**Directive**
Transcribe all of the records word for word, but omit the pictures.
^^^^^^^^
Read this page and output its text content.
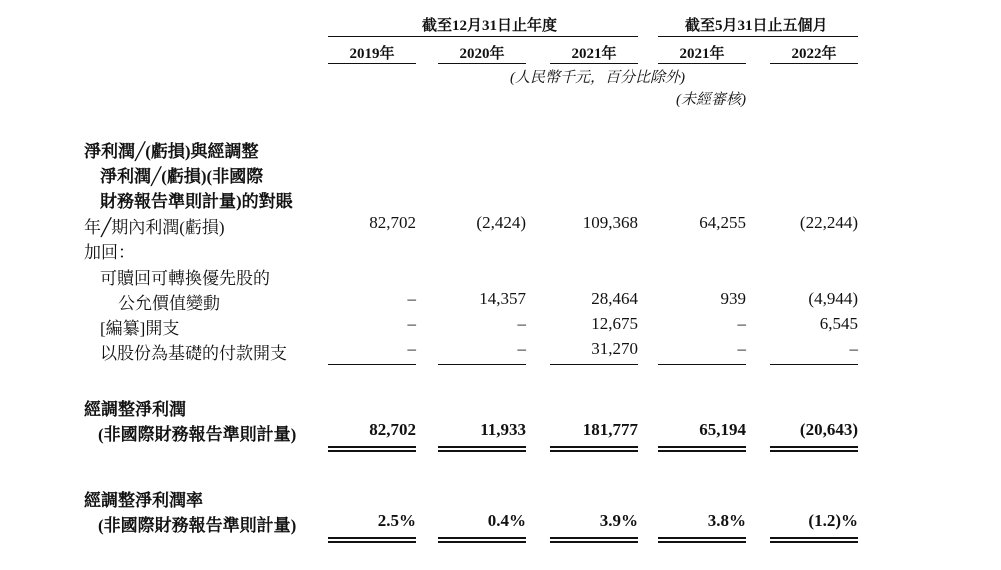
截至12月31日止年度	截至5月31日止五個月
2019年	2020年	2021年	2021年	2022年
(人民幣千元，百分比除外)
(未經審核)
淨利潤╱(虧損)與經調整
淨利潤╱(虧損)(非國際
財務報告準則計量)的對賬
年╱期內利潤(虧損)	82,702	(2,424)	109,368	64,255	(22,244)
加回：
可贖回可轉換優先股的
公允價值變動	–	14,357	28,464	939	(4,944)
[編纂]開支	–	–	12,675	–	6,545
以股份為基礎的付款開支	–	–	31,270	–	–
經調整淨利潤
(非國際財務報告準則計量)	82,702	11,933	181,777	65,194	(20,643)
經調整淨利潤率
(非國際財務報告準則計量)	2.5%	0.4%	3.9%	3.8%	(1.2)%
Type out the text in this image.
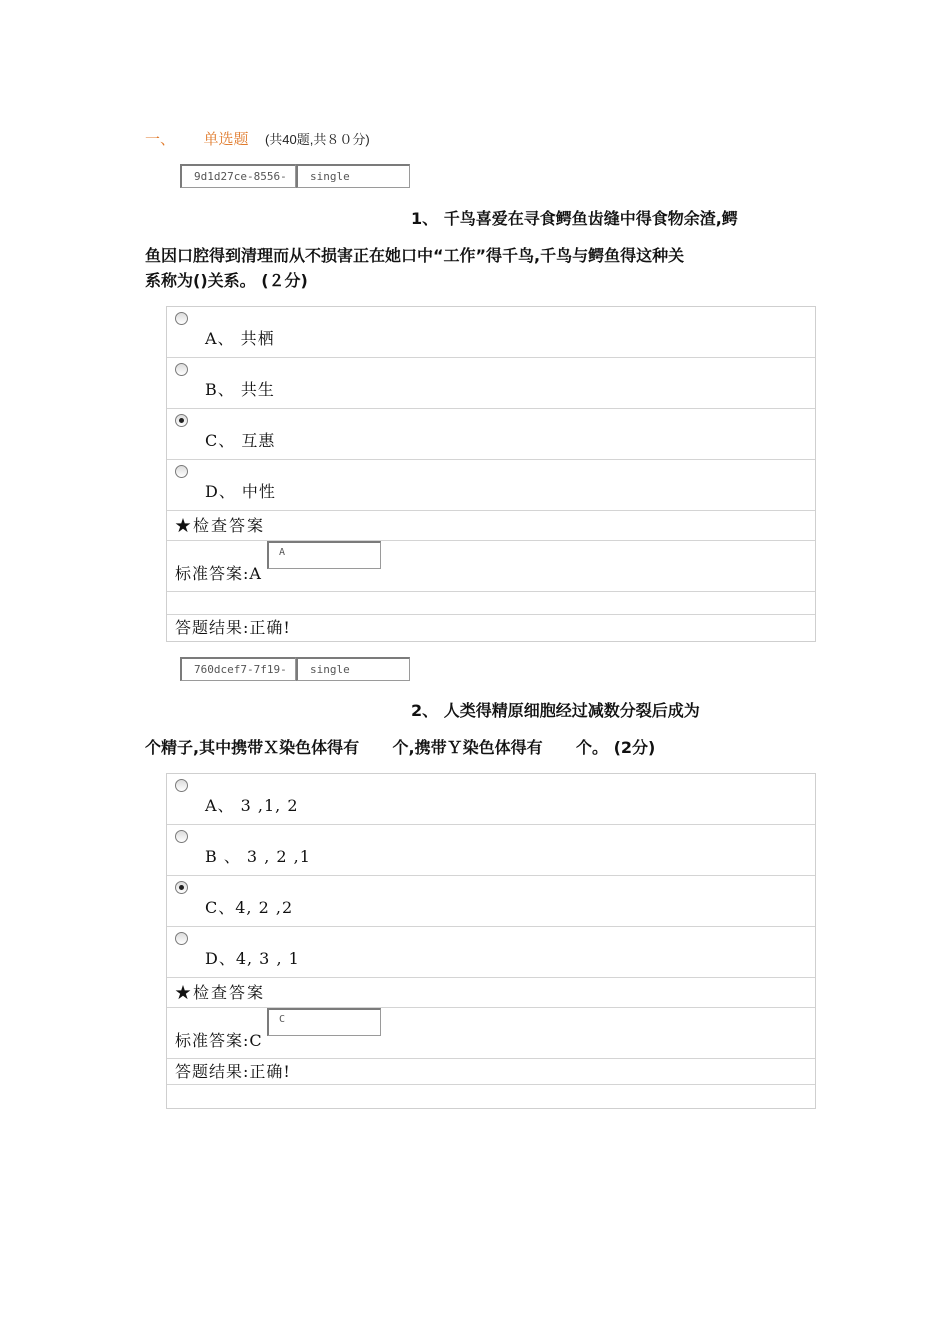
一、 单选题 (共40题,共８０分)
9d1d27ce-8556-	single
1、 千鸟喜爱在寻食鳄鱼齿缝中得食物余渣,鳄
鱼因口腔得到清理而从不损害正在她口中“工作”得千鸟,千鸟与鳄鱼得这种关
系称为()关系。 (２分)
A、 共栖
B、 共生
C、 互惠
D、 中性
★检查答案
标准答案:A
A
答题结果:正确!
760dcef7-7f19-	single
2、 人类得精原细胞经过减数分裂后成为
个精子,其中携带Ｘ染色体得有      个,携带Ｙ染色体得有      个。 (2分)
A、 3 ,1, 2
B 、 3 , 2 ,1
C、4, 2 ,2
D、4, 3 , 1
★检查答案
标准答案:C
C
答题结果:正确!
^^^^^^^^
**Task response**
Read this page and output its text content.
截至12月31日止年度	截至5月31日止五個月
2019年	2020年	2021年	2021年	2022年
(人民幣千元，百分比除外)
(未經審核)
淨利潤╱(虧損)與經調整
淨利潤╱(虧損)(非國際
財務報告準則計量)的對賬
年╱期內利潤(虧損)	82,702	(2,424)	109,368	64,255	(22,244)
加回：
可贖回可轉換優先股的
公允價值變動	–	14,357	28,464	939	(4,944)
[編纂]開支	–	–	12,675	–	6,545
以股份為基礎的付款開支	–	–	31,270	–	–
經調整淨利潤
(非國際財務報告準則計量)	82,702	11,933	181,777	65,194	(20,643)
經調整淨利潤率
(非國際財務報告準則計量)	2.5%	0.4%	3.9%	3.8%	(1.2)%
Type out the text in this image.
一、 单选题 (共40题,共８０分)
9d1d27ce-8556-	single
1、 千鸟喜爱在寻食鳄鱼齿缝中得食物余渣,鳄
鱼因口腔得到清理而从不损害正在她口中“工作”得千鸟,千鸟与鳄鱼得这种关
系称为()关系。 (２分)
A、 共栖
B、 共生
C、 互惠
D、 中性
★检查答案
标准答案:A
A
答题结果:正确!
760dcef7-7f19-	single
2、 人类得精原细胞经过减数分裂后成为
个精子,其中携带Ｘ染色体得有      个,携带Ｙ染色体得有      个。 (2分)
A、 3 ,1, 2
B 、 3 , 2 ,1
C、4, 2 ,2
D、4, 3 , 1
★检查答案
标准答案:C
C
答题结果:正确!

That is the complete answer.